Required work: Report back each line of the records that contains the string "minúty".

[START Provided records]

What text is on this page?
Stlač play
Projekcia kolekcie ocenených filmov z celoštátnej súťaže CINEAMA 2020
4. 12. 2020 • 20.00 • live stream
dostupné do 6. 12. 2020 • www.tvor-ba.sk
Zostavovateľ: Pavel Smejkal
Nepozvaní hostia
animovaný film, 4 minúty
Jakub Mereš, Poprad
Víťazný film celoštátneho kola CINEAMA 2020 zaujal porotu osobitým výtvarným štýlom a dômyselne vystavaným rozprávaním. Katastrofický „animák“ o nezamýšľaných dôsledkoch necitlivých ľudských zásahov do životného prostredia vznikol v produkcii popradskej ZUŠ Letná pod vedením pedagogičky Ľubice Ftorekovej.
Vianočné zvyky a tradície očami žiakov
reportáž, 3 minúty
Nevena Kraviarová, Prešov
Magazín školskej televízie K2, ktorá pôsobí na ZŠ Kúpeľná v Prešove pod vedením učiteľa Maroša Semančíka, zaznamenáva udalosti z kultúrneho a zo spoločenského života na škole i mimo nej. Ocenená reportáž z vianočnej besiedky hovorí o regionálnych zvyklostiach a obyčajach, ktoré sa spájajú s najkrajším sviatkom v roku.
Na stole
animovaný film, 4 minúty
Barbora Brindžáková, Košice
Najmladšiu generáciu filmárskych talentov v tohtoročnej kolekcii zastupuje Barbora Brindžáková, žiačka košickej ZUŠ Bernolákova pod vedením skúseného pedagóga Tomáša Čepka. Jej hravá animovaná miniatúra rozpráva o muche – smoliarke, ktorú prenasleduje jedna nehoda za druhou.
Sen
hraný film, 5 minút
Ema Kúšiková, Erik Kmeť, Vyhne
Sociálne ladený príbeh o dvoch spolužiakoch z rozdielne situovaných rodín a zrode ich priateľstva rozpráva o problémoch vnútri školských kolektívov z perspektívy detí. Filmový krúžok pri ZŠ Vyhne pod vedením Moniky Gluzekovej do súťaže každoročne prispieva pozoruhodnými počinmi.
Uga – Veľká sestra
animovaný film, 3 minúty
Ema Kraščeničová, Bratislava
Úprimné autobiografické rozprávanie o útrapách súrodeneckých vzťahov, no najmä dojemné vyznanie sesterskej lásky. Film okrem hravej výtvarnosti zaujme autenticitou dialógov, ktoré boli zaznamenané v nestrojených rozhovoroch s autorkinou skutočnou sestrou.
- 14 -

[END Provided records]
[START Provided records]

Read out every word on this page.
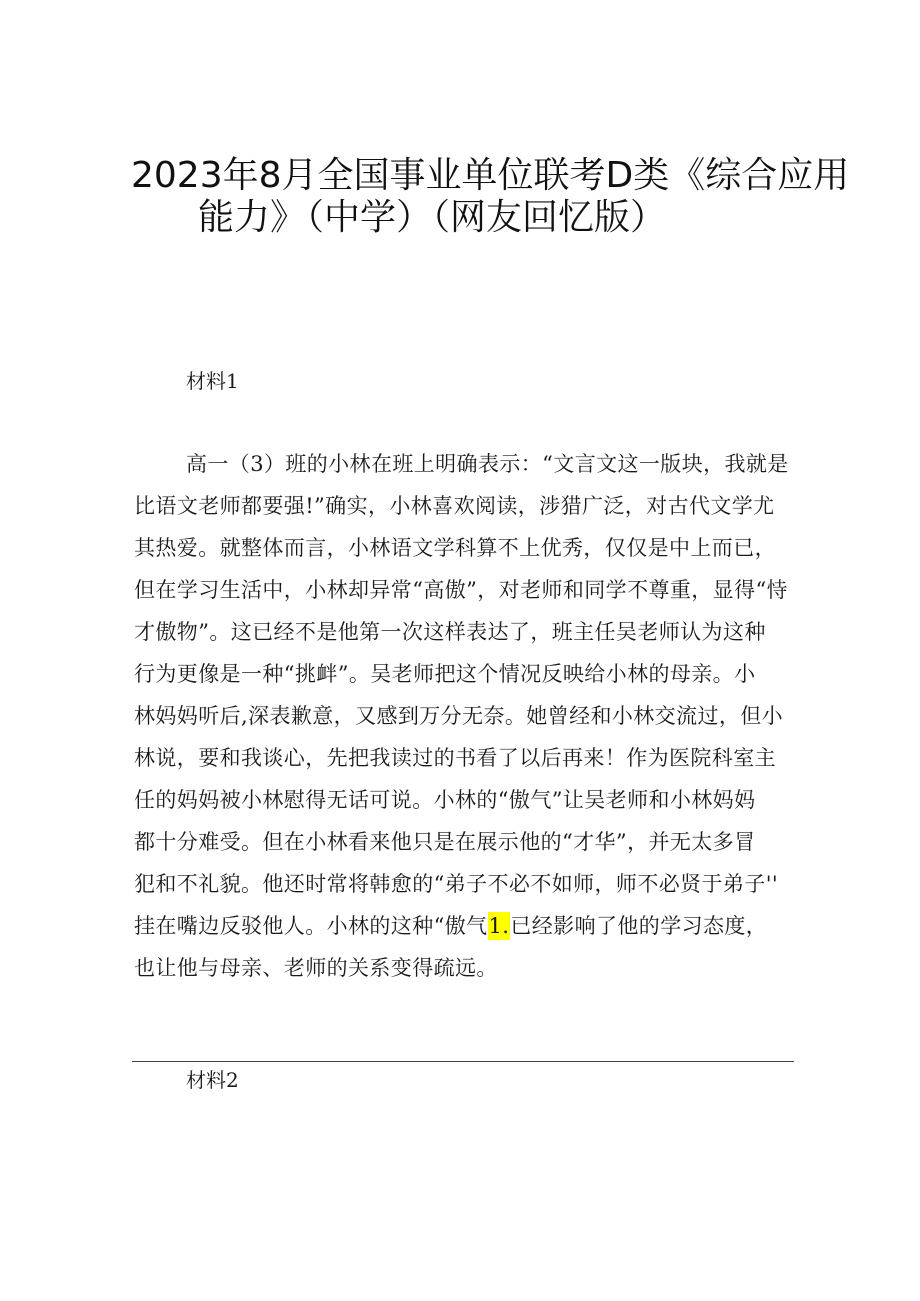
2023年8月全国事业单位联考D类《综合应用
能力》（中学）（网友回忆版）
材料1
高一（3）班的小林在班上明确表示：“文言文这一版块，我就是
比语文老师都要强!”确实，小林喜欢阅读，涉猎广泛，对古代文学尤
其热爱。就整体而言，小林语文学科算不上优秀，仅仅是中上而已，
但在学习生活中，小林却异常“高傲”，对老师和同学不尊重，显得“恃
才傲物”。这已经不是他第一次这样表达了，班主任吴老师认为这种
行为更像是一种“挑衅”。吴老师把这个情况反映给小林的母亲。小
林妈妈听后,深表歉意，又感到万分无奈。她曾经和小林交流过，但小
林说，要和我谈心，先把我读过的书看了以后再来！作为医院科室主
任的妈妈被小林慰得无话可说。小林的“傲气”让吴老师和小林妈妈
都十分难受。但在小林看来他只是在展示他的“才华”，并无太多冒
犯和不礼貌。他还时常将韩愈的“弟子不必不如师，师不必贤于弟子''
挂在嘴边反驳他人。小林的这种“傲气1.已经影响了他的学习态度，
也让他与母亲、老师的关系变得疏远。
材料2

[END Provided records]

The answer:
animovaný film, 4 minúty
reportáž, 3 minúty
animovaný film, 4 minúty
animovaný film, 3 minúty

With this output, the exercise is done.